**DATA FOR THIS TASK:**

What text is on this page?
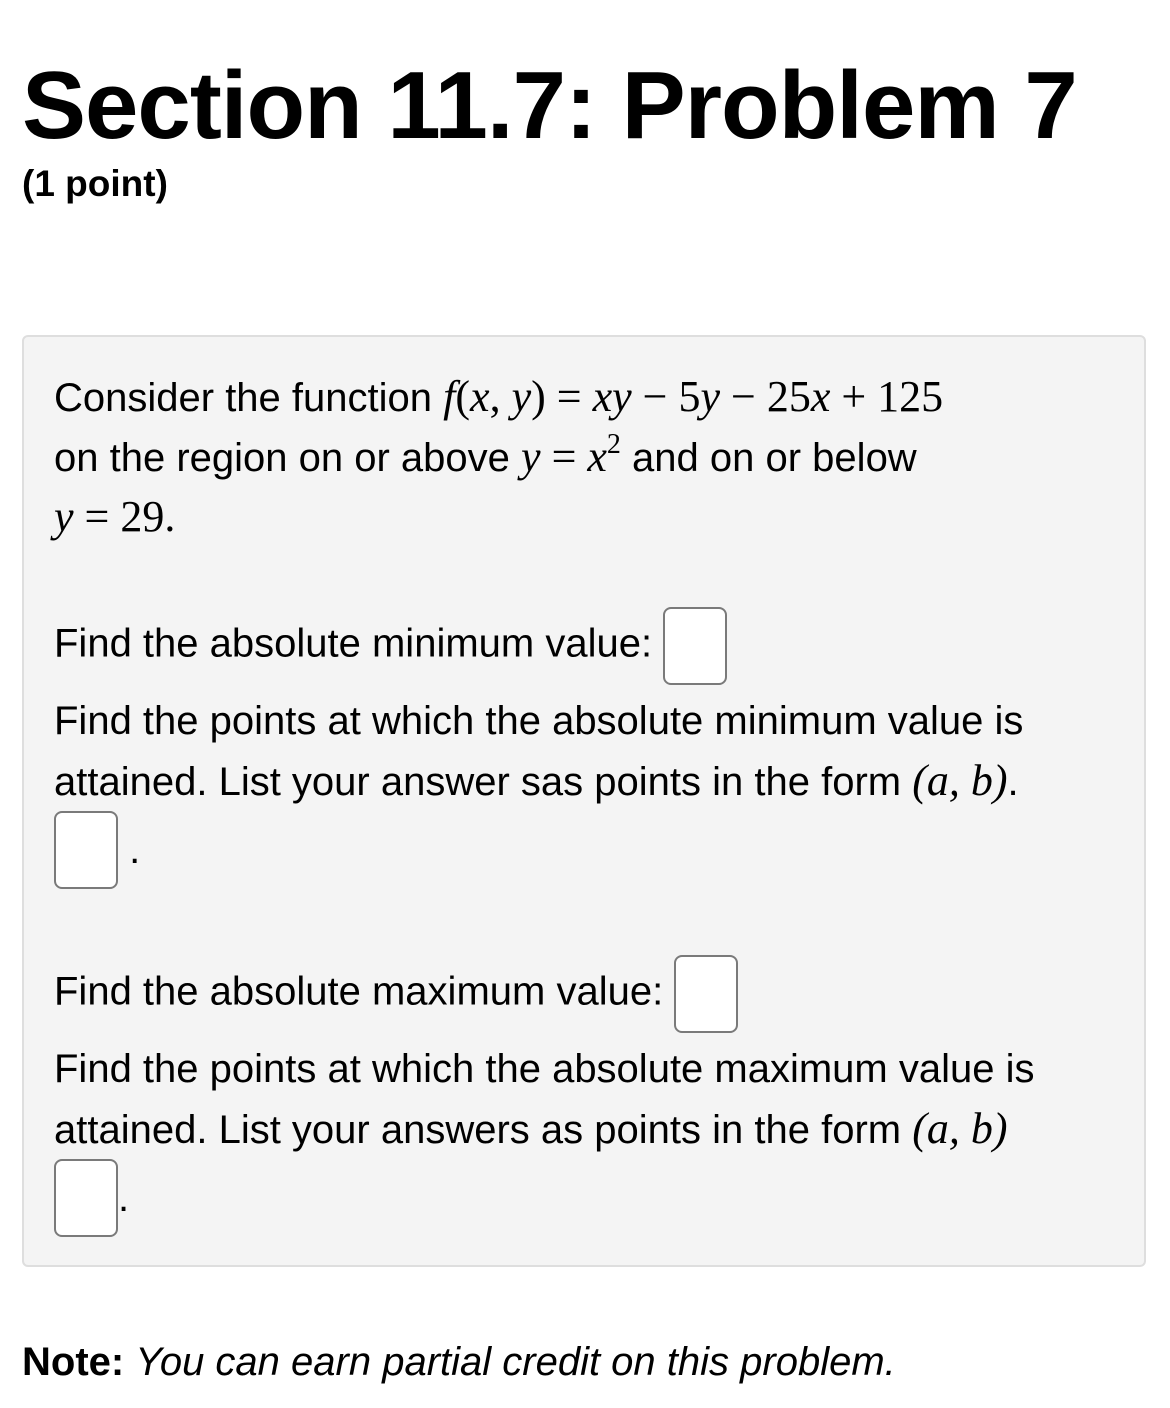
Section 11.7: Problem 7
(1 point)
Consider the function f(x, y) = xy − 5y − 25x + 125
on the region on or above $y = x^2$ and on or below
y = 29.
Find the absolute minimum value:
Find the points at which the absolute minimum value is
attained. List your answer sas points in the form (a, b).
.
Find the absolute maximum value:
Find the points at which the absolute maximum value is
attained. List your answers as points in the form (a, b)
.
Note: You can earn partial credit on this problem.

**SET EXERCISE:**
Using the listing above, list every line in which the string "Find" occurs.

**WRITTEN SOLUTION:**
Find the absolute minimum value:
Find the points at which the absolute minimum value is
Find the absolute maximum value:
Find the points at which the absolute maximum value is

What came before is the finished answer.